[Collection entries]

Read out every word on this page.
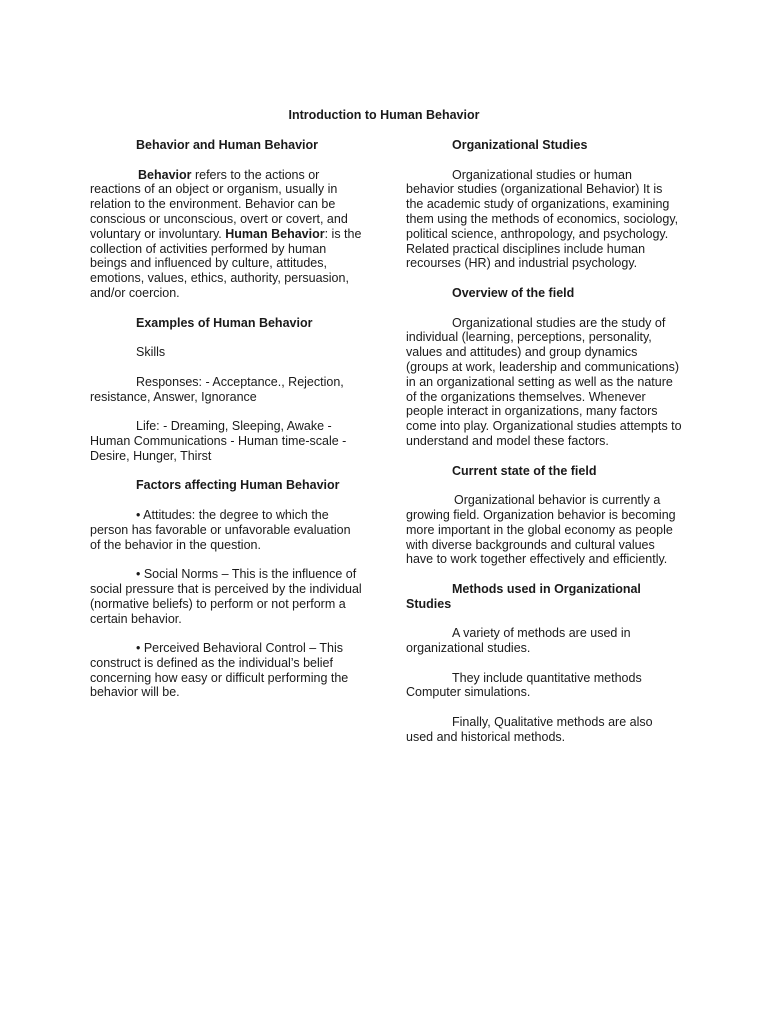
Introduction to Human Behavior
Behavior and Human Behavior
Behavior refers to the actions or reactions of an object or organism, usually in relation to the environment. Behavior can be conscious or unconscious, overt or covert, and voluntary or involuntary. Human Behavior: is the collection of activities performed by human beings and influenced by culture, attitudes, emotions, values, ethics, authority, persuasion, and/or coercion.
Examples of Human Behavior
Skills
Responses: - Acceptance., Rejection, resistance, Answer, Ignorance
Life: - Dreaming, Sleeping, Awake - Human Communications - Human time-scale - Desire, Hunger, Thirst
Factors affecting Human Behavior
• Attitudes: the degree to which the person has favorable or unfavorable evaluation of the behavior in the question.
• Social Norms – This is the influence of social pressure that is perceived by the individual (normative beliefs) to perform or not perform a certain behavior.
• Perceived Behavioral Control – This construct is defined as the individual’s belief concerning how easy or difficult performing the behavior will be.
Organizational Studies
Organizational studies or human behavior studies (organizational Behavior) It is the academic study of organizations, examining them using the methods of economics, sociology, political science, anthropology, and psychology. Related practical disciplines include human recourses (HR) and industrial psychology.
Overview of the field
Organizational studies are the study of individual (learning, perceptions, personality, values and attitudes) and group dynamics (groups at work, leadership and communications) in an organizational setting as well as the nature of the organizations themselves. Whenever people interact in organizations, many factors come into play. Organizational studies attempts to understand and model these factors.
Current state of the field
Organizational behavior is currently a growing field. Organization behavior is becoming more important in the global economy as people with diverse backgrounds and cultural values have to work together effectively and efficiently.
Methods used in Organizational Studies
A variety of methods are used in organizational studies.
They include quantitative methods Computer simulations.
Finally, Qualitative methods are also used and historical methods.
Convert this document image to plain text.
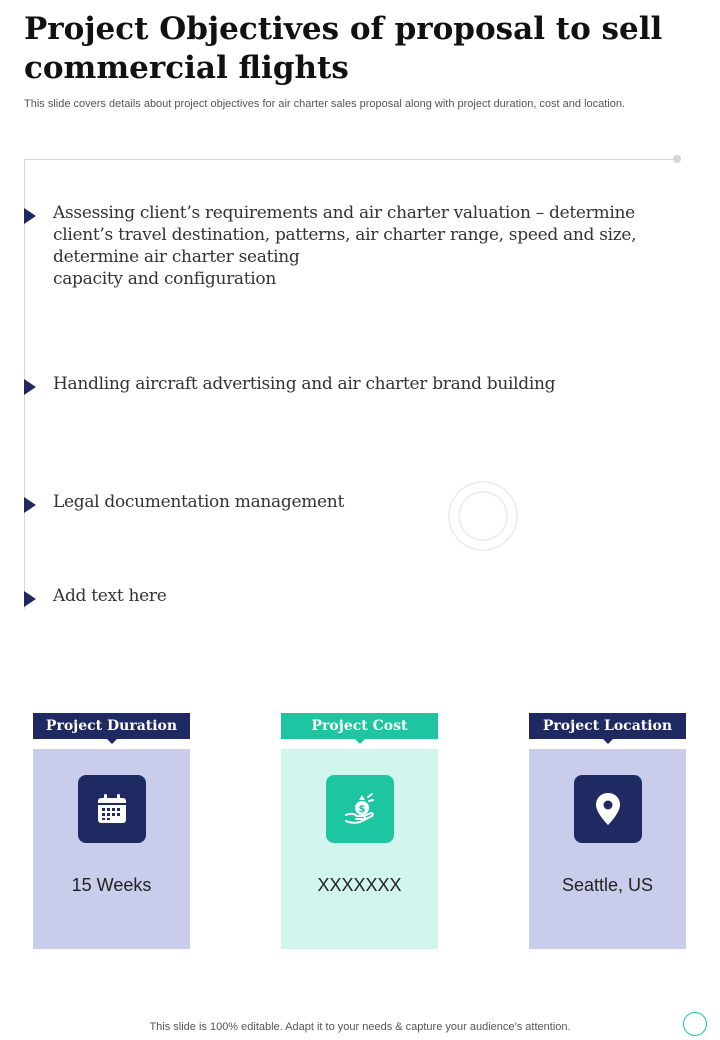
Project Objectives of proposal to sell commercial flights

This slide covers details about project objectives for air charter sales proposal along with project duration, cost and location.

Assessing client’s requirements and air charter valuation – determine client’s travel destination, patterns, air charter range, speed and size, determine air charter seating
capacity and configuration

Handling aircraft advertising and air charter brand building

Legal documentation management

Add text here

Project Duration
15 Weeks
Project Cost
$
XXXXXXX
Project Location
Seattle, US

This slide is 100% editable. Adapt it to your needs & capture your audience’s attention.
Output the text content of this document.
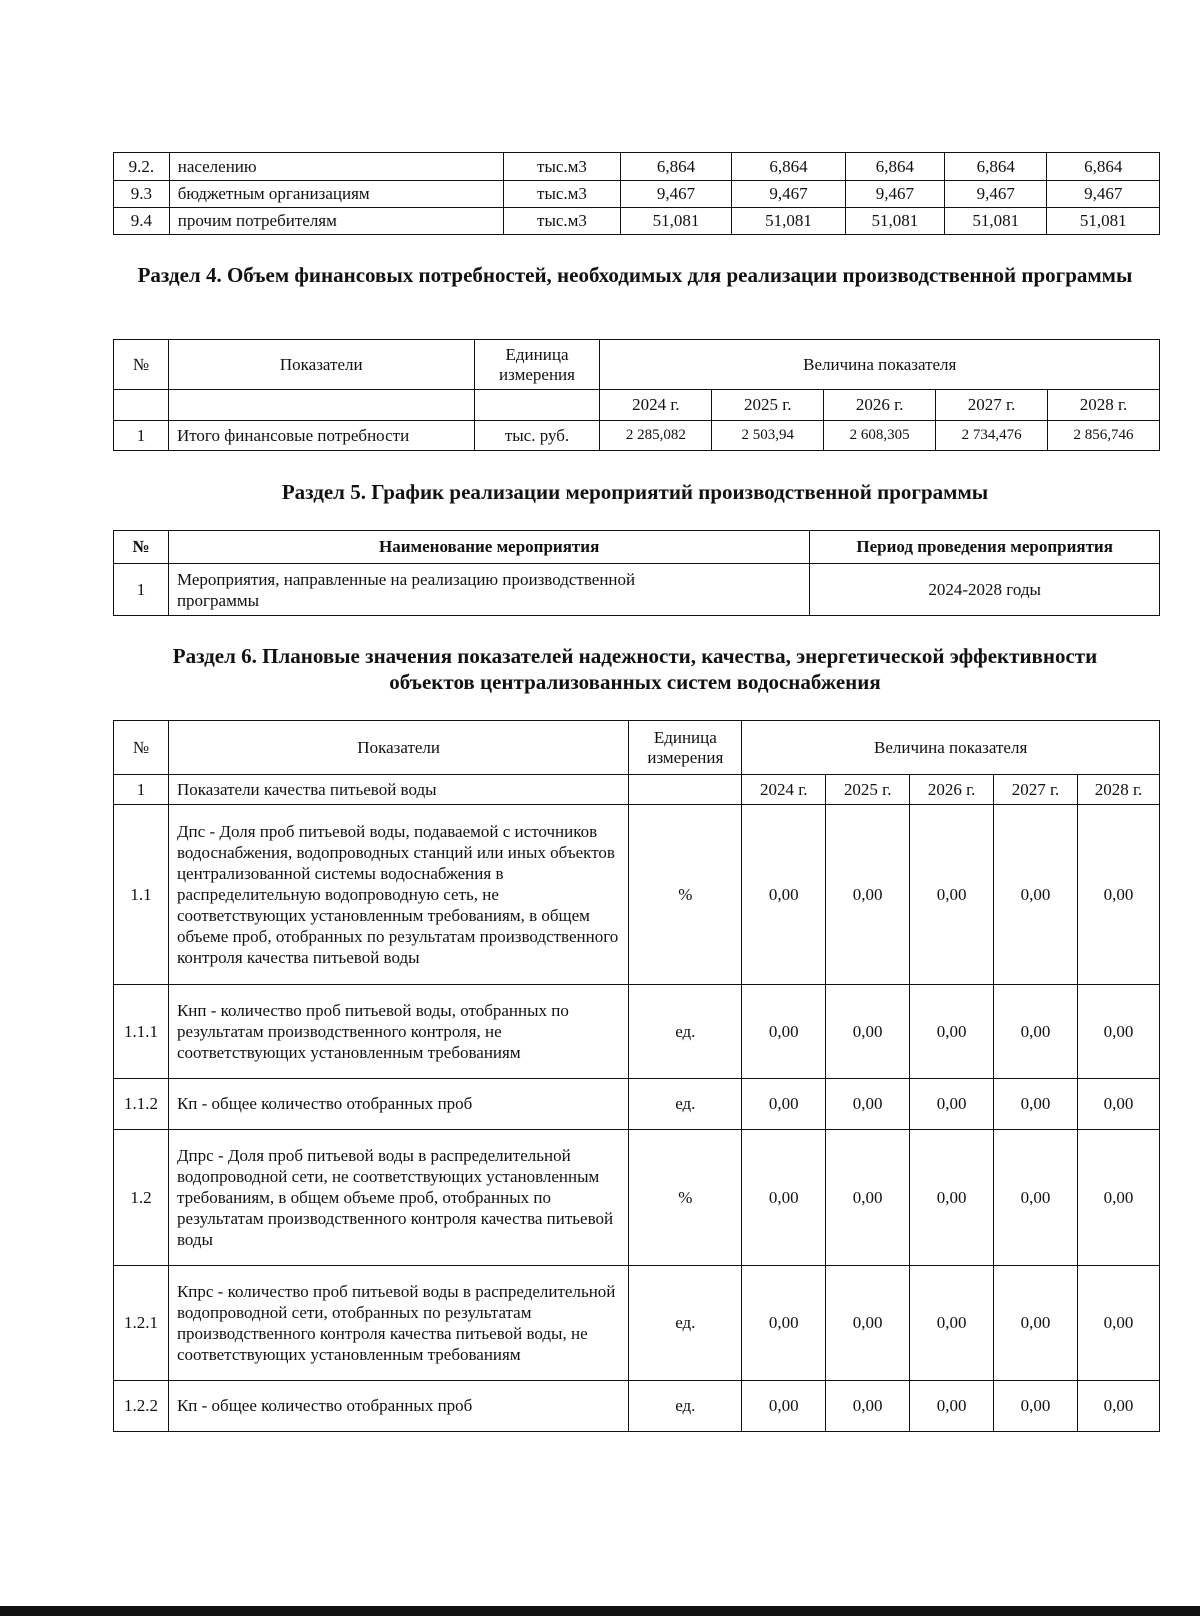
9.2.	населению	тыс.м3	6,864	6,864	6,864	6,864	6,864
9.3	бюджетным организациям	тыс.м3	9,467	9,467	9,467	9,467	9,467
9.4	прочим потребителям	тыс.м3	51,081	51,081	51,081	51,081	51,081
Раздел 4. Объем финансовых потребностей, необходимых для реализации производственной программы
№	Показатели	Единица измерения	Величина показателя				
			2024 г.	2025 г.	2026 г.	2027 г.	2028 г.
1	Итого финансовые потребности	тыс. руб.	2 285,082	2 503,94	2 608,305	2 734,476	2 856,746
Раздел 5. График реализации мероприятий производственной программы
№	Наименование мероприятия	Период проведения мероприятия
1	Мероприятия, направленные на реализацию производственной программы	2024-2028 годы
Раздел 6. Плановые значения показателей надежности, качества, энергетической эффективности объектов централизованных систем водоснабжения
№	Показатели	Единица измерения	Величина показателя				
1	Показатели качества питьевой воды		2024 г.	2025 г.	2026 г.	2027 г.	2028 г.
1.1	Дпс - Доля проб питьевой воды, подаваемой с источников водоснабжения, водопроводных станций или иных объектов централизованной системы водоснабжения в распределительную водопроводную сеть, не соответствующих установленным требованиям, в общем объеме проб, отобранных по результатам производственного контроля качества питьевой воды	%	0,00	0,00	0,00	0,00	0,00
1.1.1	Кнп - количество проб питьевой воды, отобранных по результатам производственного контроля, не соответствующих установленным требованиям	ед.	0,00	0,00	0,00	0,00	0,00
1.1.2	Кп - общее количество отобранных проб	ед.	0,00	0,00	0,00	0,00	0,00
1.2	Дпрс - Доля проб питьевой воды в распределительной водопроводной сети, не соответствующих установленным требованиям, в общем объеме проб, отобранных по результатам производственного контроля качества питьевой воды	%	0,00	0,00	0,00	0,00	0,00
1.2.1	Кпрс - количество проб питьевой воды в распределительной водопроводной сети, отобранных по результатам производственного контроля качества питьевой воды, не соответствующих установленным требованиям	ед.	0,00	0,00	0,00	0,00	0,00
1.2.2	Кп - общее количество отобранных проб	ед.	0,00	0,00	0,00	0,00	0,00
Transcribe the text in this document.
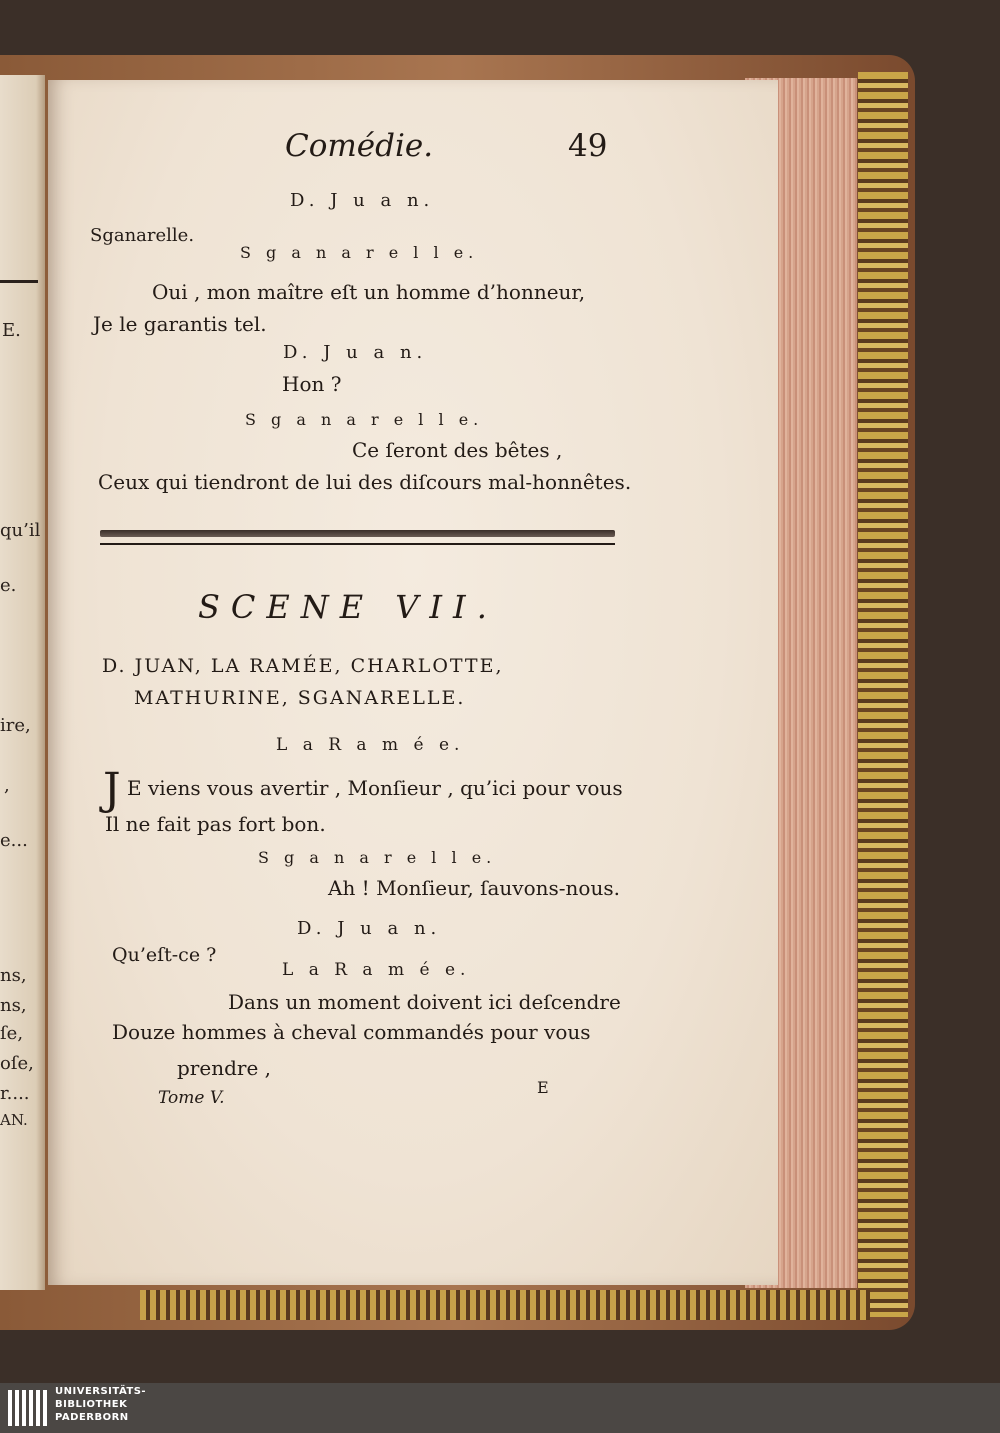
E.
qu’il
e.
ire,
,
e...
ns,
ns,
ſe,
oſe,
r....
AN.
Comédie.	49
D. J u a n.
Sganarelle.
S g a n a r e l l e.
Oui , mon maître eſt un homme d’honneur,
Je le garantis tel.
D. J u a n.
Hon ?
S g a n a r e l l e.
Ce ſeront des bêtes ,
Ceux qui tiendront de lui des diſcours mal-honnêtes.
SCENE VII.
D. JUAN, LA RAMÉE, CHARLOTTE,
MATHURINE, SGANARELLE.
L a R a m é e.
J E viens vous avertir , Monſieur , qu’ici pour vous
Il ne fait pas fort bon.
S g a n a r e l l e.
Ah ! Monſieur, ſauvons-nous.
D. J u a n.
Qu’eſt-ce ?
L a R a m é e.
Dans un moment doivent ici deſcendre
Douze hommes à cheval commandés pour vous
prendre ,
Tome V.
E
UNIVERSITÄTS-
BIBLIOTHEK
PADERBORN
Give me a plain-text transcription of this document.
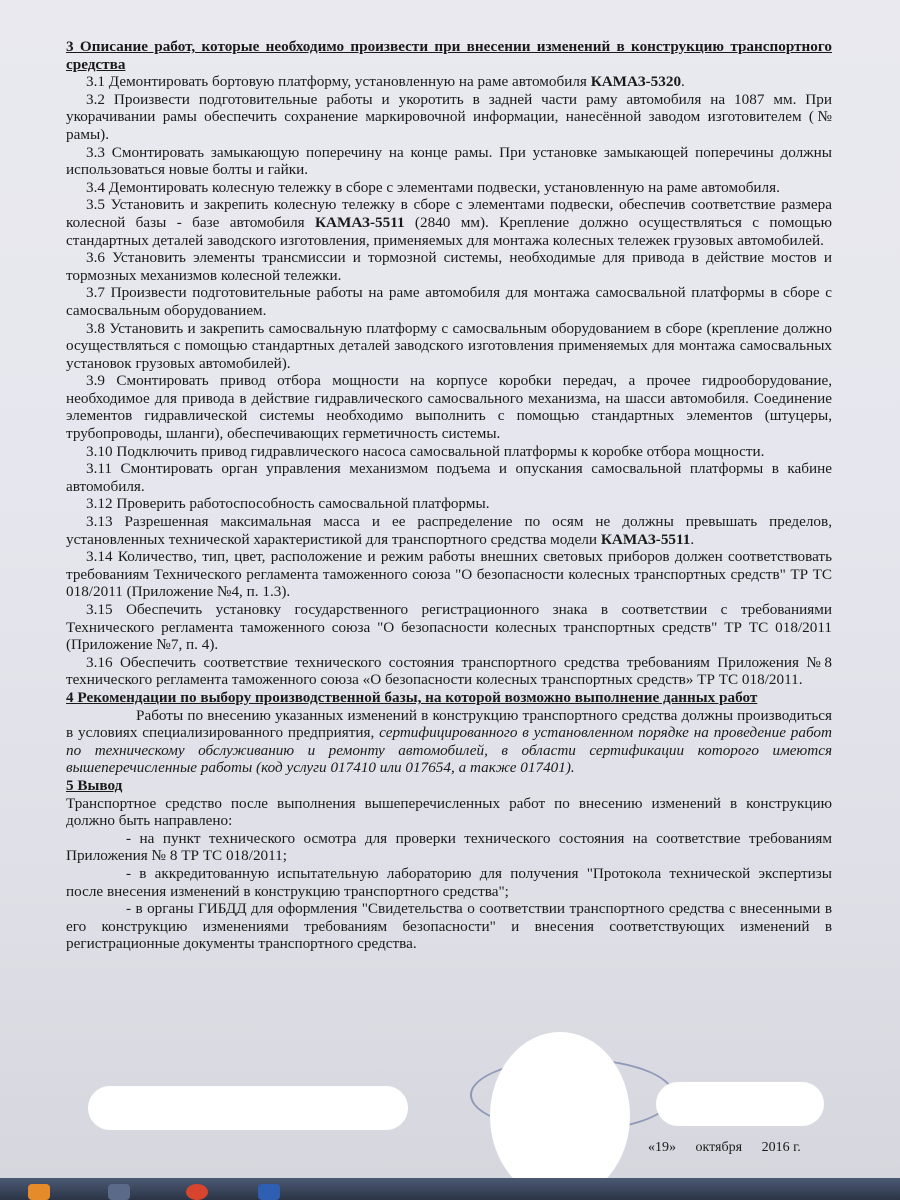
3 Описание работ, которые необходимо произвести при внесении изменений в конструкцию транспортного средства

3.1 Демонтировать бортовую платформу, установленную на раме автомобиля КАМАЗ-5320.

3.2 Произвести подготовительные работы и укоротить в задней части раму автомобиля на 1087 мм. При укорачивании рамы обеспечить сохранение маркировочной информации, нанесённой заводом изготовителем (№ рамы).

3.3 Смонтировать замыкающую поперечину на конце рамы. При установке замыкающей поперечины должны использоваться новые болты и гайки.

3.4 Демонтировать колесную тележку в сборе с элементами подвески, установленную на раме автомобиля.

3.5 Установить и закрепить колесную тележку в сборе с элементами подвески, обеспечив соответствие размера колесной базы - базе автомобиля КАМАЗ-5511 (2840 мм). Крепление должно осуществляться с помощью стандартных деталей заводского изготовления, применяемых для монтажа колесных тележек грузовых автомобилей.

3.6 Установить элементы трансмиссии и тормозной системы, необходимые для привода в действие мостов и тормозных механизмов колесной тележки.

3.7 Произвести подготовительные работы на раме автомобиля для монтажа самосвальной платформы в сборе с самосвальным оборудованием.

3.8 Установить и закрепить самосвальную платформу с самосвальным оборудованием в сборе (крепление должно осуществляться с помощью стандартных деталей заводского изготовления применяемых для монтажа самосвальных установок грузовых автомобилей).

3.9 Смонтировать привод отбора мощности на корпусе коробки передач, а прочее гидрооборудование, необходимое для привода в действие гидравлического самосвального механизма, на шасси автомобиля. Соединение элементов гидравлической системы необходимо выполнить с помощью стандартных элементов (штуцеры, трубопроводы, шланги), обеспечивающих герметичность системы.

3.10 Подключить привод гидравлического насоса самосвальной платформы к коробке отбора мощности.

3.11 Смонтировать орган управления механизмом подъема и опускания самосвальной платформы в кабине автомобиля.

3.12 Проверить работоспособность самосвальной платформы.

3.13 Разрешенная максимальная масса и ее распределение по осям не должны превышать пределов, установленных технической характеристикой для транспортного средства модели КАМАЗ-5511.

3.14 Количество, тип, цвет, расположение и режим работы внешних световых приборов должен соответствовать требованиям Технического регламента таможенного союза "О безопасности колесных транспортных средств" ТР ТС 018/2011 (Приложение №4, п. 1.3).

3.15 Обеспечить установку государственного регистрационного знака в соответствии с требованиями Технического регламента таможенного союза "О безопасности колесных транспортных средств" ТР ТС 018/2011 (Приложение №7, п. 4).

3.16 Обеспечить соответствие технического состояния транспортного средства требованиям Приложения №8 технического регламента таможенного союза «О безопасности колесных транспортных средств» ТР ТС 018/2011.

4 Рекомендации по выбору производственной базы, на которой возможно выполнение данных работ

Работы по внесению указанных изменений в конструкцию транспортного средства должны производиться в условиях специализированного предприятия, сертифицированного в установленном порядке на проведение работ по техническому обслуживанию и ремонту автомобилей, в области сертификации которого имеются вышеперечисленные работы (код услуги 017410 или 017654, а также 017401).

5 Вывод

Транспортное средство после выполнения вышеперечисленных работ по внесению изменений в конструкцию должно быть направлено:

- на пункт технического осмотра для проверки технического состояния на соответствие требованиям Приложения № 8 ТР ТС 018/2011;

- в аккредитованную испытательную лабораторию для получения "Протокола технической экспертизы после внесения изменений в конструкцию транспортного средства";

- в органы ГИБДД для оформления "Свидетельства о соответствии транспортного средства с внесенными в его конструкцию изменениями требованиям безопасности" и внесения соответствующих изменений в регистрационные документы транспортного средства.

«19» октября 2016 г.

**Set problem:** Look through the material above. Copy each line where the word "водоснабжения" appears.

**Output:**
Раздел 6. Плановые значения показателей надежности, качества, энергетической эффективности объектов централизованных систем водоснабжения
1.1	Дпс - Доля проб питьевой воды, подаваемой с источников водоснабжения, водопроводных станций или иных объектов централизованной системы водоснабжения в распределительную водопроводную сеть, не соответствующих установленным требованиям, в общем объеме проб, отобранных по результатам производственного контроля качества питьевой воды	%	0,00	0,00	0,00	0,00	0,00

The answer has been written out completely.